### Task prompt
Copy all of the material exactly. Pictures are not to appear in the copy.

### Exercise materials
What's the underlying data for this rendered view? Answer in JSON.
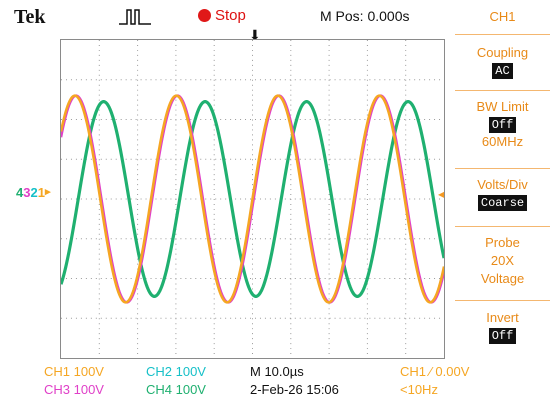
{
  "header": {
    "brand": "Tek",
    "trigger_icon": "pulse-icon",
    "run_status": "Stop",
    "horizontal_position": "M Pos: 0.000s"
  },
  "channel_marker_labels": [
    "4",
    "3",
    "2",
    "1"
  ],
  "side_menu": {
    "title": "CH1",
    "coupling": {
      "label": "Coupling",
      "value": "AC"
    },
    "bw_limit": {
      "label": "BW Limit",
      "value": "Off",
      "extra": "60MHz"
    },
    "volts_div": {
      "label": "Volts/Div",
      "value": "Coarse"
    },
    "probe": {
      "label": "Probe",
      "line1": "20X",
      "line2": "Voltage"
    },
    "invert": {
      "label": "Invert",
      "value": "Off"
    }
  },
  "readouts": {
    "ch1": "CH1  100V",
    "ch2": "CH2  100V",
    "ch3": "CH3  100V",
    "ch4": "CH4  100V",
    "timebase": "M 10.0µs",
    "date": "2-Feb-26 15:06",
    "trigger": "CH1 ∕ 0.00V",
    "frequency": "<10Hz"
  },
  "colors": {
    "ch1": "#f5a623",
    "ch2": "#16c0c8",
    "ch3": "#e040c8",
    "ch4": "#1fb070",
    "menu": "#e88a18",
    "stop": "#e01818"
  },
  "chart_data": {
    "type": "line",
    "x_unit": "divisions",
    "y_unit": "divisions",
    "xlim": [
      0,
      10
    ],
    "ylim": [
      -4,
      4
    ],
    "grid": true,
    "series": [
      {
        "name": "CH1",
        "waveform": "sine",
        "amplitude_div": 2.6,
        "period_div": 2.65,
        "phase_div": 2.35
      },
      {
        "name": "CH3",
        "waveform": "sine",
        "amplitude_div": 2.6,
        "period_div": 2.65,
        "phase_div": 2.38
      },
      {
        "name": "CH4",
        "waveform": "sine",
        "amplitude_div": 2.45,
        "period_div": 2.65,
        "phase_div": 3.1
      }
    ]
  }
}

### Complete output
What's the underlying data for this rendered view? Answer in JSON.
{
  "header": {
    "brand": "Tek",
    "trigger_icon": "pulse-icon",
    "run_status": "Stop",
    "horizontal_position": "M Pos: 0.000s"
  },
  "channel_marker_labels": [
    "4",
    "3",
    "2",
    "1"
  ],
  "side_menu": {
    "title": "CH1",
    "coupling": {
      "label": "Coupling",
      "value": "AC"
    },
    "bw_limit": {
      "label": "BW Limit",
      "value": "Off",
      "extra": "60MHz"
    },
    "volts_div": {
      "label": "Volts/Div",
      "value": "Coarse"
    },
    "probe": {
      "label": "Probe",
      "line1": "20X",
      "line2": "Voltage"
    },
    "invert": {
      "label": "Invert",
      "value": "Off"
    }
  },
  "readouts": {
    "ch1": "CH1  100V",
    "ch2": "CH2  100V",
    "ch3": "CH3  100V",
    "ch4": "CH4  100V",
    "timebase": "M 10.0µs",
    "date": "2-Feb-26 15:06",
    "trigger": "CH1 ∕ 0.00V",
    "frequency": "<10Hz"
  },
  "colors": {
    "ch1": "#f5a623",
    "ch2": "#16c0c8",
    "ch3": "#e040c8",
    "ch4": "#1fb070",
    "menu": "#e88a18",
    "stop": "#e01818"
  },
  "chart_data": {
    "type": "line",
    "x_unit": "divisions",
    "y_unit": "divisions",
    "xlim": [
      0,
      10
    ],
    "ylim": [
      -4,
      4
    ],
    "grid": true,
    "series": [
      {
        "name": "CH1",
        "waveform": "sine",
        "amplitude_div": 2.6,
        "period_div": 2.65,
        "phase_div": 2.35
      },
      {
        "name": "CH3",
        "waveform": "sine",
        "amplitude_div": 2.6,
        "period_div": 2.65,
        "phase_div": 2.38
      },
      {
        "name": "CH4",
        "waveform": "sine",
        "amplitude_div": 2.45,
        "period_div": 2.65,
        "phase_div": 3.1
      }
    ]
  }
}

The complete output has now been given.